** STATED GOAL **
Copy out the data below verbatim.

** Records that describe figures **
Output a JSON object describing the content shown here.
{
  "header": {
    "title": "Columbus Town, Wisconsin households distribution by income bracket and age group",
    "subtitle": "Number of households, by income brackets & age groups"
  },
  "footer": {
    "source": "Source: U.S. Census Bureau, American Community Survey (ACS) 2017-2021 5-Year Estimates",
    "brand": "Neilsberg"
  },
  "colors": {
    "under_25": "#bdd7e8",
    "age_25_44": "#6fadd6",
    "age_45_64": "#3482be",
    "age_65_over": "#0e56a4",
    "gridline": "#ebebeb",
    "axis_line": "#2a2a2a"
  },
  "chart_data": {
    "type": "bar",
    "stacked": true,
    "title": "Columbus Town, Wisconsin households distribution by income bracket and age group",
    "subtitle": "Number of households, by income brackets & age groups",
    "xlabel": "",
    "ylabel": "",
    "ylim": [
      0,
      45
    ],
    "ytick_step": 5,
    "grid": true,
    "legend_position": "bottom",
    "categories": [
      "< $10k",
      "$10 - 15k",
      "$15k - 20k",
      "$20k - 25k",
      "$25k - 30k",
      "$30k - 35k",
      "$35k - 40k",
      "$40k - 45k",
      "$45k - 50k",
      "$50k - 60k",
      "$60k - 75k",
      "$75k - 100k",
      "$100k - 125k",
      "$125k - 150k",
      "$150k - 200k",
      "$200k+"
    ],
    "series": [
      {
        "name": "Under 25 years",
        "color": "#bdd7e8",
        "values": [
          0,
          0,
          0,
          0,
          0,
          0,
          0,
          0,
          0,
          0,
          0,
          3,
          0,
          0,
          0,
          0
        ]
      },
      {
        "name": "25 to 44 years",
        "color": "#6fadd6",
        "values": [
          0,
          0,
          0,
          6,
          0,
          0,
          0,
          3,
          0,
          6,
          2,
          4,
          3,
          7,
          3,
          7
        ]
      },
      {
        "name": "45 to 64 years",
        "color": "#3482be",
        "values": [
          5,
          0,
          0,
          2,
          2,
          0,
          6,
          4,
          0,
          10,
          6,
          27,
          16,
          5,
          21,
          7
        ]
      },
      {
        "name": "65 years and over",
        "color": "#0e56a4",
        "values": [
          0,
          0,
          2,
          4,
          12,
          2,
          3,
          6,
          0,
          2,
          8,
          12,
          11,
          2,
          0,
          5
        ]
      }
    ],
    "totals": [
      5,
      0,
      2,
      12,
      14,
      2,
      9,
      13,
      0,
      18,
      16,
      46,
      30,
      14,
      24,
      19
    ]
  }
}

** ANSWER BELOW **
Output a JSON object describing the content shown here.
{
  "header": {
    "title": "Columbus Town, Wisconsin households distribution by income bracket and age group",
    "subtitle": "Number of households, by income brackets & age groups"
  },
  "footer": {
    "source": "Source: U.S. Census Bureau, American Community Survey (ACS) 2017-2021 5-Year Estimates",
    "brand": "Neilsberg"
  },
  "colors": {
    "under_25": "#bdd7e8",
    "age_25_44": "#6fadd6",
    "age_45_64": "#3482be",
    "age_65_over": "#0e56a4",
    "gridline": "#ebebeb",
    "axis_line": "#2a2a2a"
  },
  "chart_data": {
    "type": "bar",
    "stacked": true,
    "title": "Columbus Town, Wisconsin households distribution by income bracket and age group",
    "subtitle": "Number of households, by income brackets & age groups",
    "xlabel": "",
    "ylabel": "",
    "ylim": [
      0,
      45
    ],
    "ytick_step": 5,
    "grid": true,
    "legend_position": "bottom",
    "categories": [
      "< $10k",
      "$10 - 15k",
      "$15k - 20k",
      "$20k - 25k",
      "$25k - 30k",
      "$30k - 35k",
      "$35k - 40k",
      "$40k - 45k",
      "$45k - 50k",
      "$50k - 60k",
      "$60k - 75k",
      "$75k - 100k",
      "$100k - 125k",
      "$125k - 150k",
      "$150k - 200k",
      "$200k+"
    ],
    "series": [
      {
        "name": "Under 25 years",
        "color": "#bdd7e8",
        "values": [
          0,
          0,
          0,
          0,
          0,
          0,
          0,
          0,
          0,
          0,
          0,
          3,
          0,
          0,
          0,
          0
        ]
      },
      {
        "name": "25 to 44 years",
        "color": "#6fadd6",
        "values": [
          0,
          0,
          0,
          6,
          0,
          0,
          0,
          3,
          0,
          6,
          2,
          4,
          3,
          7,
          3,
          7
        ]
      },
      {
        "name": "45 to 64 years",
        "color": "#3482be",
        "values": [
          5,
          0,
          0,
          2,
          2,
          0,
          6,
          4,
          0,
          10,
          6,
          27,
          16,
          5,
          21,
          7
        ]
      },
      {
        "name": "65 years and over",
        "color": "#0e56a4",
        "values": [
          0,
          0,
          2,
          4,
          12,
          2,
          3,
          6,
          0,
          2,
          8,
          12,
          11,
          2,
          0,
          5
        ]
      }
    ],
    "totals": [
      5,
      0,
      2,
      12,
      14,
      2,
      9,
      13,
      0,
      18,
      16,
      46,
      30,
      14,
      24,
      19
    ]
  }
}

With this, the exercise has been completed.